"""
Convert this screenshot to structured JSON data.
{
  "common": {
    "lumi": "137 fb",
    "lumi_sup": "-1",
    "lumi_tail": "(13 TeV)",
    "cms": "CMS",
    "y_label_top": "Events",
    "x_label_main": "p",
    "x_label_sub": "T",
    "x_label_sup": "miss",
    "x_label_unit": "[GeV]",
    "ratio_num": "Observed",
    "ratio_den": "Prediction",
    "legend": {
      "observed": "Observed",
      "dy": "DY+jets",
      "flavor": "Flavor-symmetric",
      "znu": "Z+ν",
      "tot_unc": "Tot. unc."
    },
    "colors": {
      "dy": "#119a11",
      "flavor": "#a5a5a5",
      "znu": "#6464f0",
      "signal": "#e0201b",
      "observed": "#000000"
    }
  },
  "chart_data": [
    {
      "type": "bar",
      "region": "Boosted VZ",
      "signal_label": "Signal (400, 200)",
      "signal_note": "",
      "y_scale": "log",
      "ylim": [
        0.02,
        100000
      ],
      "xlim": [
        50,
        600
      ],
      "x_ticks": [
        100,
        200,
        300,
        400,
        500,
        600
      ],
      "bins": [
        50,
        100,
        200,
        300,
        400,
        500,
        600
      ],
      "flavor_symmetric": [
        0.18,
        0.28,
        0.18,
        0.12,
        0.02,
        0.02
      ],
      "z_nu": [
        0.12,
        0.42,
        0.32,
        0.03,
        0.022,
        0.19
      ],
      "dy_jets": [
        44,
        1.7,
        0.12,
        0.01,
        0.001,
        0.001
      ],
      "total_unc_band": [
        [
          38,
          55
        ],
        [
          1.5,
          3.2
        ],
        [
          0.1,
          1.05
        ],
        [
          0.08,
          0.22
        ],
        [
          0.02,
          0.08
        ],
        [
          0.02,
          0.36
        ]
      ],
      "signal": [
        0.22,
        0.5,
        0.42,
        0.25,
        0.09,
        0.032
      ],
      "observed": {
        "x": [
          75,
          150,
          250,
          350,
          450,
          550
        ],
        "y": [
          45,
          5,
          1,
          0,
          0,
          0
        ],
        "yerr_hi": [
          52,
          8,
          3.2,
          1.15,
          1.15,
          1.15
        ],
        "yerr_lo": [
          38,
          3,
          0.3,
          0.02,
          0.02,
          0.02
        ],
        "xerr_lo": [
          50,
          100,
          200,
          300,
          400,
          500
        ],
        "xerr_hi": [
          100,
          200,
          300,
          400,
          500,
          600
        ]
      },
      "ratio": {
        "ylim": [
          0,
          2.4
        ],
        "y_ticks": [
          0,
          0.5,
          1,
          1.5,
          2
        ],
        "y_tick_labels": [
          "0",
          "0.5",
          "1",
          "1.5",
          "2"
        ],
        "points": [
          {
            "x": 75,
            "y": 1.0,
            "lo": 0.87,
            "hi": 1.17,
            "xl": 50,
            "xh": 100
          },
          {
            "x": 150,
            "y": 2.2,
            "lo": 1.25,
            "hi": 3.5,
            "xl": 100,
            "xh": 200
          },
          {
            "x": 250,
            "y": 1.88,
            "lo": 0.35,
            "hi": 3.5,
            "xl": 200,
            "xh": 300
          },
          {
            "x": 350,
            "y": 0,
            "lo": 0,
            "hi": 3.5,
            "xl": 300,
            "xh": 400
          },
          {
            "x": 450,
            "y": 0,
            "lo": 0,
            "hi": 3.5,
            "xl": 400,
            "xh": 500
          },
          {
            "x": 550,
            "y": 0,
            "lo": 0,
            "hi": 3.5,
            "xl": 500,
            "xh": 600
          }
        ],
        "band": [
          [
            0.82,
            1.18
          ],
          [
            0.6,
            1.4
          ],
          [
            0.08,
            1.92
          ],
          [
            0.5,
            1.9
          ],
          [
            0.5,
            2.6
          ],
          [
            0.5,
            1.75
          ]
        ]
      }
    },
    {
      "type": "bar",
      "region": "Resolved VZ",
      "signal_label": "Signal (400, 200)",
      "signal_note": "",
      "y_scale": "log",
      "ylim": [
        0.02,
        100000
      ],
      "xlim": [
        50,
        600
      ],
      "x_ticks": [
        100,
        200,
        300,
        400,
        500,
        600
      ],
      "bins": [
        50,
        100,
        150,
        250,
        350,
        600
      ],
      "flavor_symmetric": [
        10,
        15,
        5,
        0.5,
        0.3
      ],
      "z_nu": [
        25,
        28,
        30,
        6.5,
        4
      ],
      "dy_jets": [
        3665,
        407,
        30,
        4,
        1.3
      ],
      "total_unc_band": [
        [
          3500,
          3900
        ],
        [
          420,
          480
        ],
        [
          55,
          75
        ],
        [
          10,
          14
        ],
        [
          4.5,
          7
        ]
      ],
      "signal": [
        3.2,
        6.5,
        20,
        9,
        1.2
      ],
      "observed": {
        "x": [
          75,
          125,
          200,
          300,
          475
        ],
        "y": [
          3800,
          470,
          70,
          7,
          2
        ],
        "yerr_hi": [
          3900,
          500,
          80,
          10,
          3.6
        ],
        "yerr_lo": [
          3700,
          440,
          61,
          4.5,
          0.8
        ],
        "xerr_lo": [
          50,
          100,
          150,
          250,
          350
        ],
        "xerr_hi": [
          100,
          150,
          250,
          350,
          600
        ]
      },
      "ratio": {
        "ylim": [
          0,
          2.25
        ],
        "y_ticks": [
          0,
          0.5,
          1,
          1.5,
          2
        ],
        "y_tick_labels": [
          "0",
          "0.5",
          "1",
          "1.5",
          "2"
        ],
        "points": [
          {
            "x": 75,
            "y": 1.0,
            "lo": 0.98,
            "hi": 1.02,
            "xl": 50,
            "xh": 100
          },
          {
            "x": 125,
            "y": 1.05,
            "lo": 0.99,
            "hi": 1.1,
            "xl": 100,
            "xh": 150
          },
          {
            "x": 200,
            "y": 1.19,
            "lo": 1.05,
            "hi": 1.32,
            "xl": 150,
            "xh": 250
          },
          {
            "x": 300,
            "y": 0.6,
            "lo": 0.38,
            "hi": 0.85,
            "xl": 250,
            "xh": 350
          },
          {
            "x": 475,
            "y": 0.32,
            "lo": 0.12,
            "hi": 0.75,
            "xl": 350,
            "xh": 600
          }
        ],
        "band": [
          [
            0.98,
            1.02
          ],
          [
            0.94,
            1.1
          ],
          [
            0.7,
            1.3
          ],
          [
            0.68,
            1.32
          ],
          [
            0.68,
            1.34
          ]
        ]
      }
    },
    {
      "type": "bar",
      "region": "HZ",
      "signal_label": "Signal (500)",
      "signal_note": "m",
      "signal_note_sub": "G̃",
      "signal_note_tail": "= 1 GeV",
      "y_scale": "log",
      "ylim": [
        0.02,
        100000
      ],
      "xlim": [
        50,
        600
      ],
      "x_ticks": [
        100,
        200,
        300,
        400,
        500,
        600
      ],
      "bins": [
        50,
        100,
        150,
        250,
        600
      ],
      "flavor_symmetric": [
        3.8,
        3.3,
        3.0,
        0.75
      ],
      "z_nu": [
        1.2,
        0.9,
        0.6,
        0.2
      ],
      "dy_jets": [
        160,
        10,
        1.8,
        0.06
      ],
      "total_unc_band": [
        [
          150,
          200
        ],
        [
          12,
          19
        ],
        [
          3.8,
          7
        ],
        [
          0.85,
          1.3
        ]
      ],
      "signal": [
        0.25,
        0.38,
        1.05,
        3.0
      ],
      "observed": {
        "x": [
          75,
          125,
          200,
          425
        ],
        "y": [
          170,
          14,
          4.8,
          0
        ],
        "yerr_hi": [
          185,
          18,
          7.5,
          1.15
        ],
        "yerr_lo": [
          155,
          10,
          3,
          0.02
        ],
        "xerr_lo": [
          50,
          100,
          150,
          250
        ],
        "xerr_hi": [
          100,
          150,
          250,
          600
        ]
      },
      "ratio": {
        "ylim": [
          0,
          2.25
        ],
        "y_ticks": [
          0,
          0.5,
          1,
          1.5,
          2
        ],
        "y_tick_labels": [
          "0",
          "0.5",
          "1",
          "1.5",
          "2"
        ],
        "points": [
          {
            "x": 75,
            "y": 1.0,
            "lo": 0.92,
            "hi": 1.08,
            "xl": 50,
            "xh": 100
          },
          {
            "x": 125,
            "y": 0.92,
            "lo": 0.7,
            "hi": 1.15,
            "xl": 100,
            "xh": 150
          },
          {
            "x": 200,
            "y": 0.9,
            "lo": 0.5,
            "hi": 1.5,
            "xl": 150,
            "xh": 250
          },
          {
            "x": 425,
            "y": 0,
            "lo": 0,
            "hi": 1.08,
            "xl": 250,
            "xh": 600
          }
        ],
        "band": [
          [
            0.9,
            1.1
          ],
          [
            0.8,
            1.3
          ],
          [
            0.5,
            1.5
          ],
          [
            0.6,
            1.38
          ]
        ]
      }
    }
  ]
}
"""
Given request
Pull out and copy each line containing the string "region".

Output
      "region": "Boosted VZ",
      "region": "Resolved VZ",
      "region": "HZ",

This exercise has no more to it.